2008年08月27日

再び『男はつらいよ』ニュープリント

再び東劇に『男はつらいよ』のニュープリント上映を観に行く。
まずは27作『浪花の恋の寅次郎』(81)。松坂慶子がどこまでも眩しい。ハッとさせられる表情が随所に。酔っぱらって寅さんの宿に上がり込むシーンはシリーズ屈指のエロス。寅さんと芦屋雁之助演じる宿屋の若旦那が、東京と大阪の男の恋愛論を語りながら歩くシーンも秀逸。二人の演技は当然のこと、構図もカット割りも絶妙のバランスである。

• 提供された情報:
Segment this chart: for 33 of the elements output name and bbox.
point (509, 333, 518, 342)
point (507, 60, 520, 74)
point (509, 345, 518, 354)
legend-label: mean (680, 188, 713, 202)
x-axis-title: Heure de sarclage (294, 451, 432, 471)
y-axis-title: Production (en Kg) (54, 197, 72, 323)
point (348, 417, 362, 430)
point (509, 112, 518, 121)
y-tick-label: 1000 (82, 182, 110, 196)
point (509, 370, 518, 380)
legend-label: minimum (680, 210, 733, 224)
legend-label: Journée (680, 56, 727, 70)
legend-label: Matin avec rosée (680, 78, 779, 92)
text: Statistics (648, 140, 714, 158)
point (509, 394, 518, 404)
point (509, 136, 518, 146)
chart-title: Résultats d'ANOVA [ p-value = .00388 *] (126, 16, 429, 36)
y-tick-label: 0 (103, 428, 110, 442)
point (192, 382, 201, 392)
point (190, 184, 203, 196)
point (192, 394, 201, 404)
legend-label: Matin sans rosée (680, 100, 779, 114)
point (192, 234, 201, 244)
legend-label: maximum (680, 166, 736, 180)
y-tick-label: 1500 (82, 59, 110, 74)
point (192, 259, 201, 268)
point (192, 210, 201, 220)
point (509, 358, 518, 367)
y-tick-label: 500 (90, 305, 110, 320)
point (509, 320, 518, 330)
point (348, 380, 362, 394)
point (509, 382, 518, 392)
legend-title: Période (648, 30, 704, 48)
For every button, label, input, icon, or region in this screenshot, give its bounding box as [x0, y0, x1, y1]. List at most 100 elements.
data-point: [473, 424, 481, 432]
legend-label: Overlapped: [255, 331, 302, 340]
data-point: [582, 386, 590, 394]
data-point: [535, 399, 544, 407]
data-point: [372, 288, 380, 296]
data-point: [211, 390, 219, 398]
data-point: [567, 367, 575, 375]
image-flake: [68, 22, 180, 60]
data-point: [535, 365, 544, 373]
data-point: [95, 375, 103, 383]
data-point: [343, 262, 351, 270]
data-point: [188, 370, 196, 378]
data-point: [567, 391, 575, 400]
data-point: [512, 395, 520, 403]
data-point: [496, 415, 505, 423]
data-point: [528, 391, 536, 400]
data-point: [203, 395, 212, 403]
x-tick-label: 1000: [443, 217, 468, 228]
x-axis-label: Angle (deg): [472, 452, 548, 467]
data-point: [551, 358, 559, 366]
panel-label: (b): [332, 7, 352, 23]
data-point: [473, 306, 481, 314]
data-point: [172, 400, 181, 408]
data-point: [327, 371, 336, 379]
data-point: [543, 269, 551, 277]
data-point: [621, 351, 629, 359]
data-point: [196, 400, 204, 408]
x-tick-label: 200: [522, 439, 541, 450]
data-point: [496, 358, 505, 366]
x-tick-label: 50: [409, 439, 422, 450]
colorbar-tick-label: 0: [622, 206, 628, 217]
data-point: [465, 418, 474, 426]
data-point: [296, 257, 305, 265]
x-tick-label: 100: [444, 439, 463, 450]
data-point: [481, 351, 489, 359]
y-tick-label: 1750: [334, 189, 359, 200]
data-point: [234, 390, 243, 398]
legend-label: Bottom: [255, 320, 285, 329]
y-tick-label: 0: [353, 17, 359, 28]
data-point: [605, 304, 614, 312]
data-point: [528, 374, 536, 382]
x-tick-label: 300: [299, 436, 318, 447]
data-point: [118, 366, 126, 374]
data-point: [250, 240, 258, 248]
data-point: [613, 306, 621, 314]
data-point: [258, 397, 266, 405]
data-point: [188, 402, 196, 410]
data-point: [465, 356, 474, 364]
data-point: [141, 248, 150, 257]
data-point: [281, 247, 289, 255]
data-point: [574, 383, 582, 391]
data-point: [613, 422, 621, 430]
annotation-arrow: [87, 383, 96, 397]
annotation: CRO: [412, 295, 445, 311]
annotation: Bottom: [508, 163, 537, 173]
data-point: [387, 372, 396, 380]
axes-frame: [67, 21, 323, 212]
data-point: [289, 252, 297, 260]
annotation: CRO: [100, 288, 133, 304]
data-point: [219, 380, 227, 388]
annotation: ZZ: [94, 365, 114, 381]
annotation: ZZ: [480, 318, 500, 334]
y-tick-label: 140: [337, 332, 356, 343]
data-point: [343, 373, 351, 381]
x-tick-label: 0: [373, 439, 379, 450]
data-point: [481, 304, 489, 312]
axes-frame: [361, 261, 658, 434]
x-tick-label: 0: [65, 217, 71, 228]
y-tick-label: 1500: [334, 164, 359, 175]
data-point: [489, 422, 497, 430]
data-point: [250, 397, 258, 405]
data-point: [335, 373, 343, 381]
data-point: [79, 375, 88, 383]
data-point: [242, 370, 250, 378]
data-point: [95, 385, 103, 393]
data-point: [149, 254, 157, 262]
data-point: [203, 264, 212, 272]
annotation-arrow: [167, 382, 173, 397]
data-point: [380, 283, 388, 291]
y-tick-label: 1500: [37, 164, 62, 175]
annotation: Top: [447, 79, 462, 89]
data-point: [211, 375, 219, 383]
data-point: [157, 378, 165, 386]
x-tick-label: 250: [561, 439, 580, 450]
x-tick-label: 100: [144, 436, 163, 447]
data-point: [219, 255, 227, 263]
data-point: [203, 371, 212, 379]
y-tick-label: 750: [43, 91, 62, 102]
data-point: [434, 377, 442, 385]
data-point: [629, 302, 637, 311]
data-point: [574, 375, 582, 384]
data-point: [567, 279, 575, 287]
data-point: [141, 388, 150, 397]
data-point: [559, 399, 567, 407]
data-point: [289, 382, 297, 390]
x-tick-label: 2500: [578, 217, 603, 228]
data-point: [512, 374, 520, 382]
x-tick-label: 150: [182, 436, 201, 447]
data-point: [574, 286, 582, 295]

• 情報の活用:
[1] 『男はつらいよ』についての本文によると、宿屋の若旦那を演じているのは誰ですか。
[2] 『男はつらいよ』の上映についての本文を、最後の文の後から書き継いでください。
これらの記録は、本文とは別の出典から取られたものです。

• 演習の結果:
[1] 芦屋雁之助です。

[2]
続いて29作『寅次郎あじさいの恋』(82)。こちらは正直、今ひとつ。それが狙いなのだろうが、マドンナのいしだあゆみがその華奢さと相まって暗すぎる。またストップモーションやスプラスティック・コメディばりのコマ落としなど、変な技巧に走ってしまっているのが残念。フラッシュカットでマドンナを回想させるあたりもとても安直(『武士の一分』でもこれをやってたなあ)。ただし陶芸家の大御所を演じる十三代目片岡仁左衛門が素晴らしい。これを堪能できるだけでも観る価値はある作品である。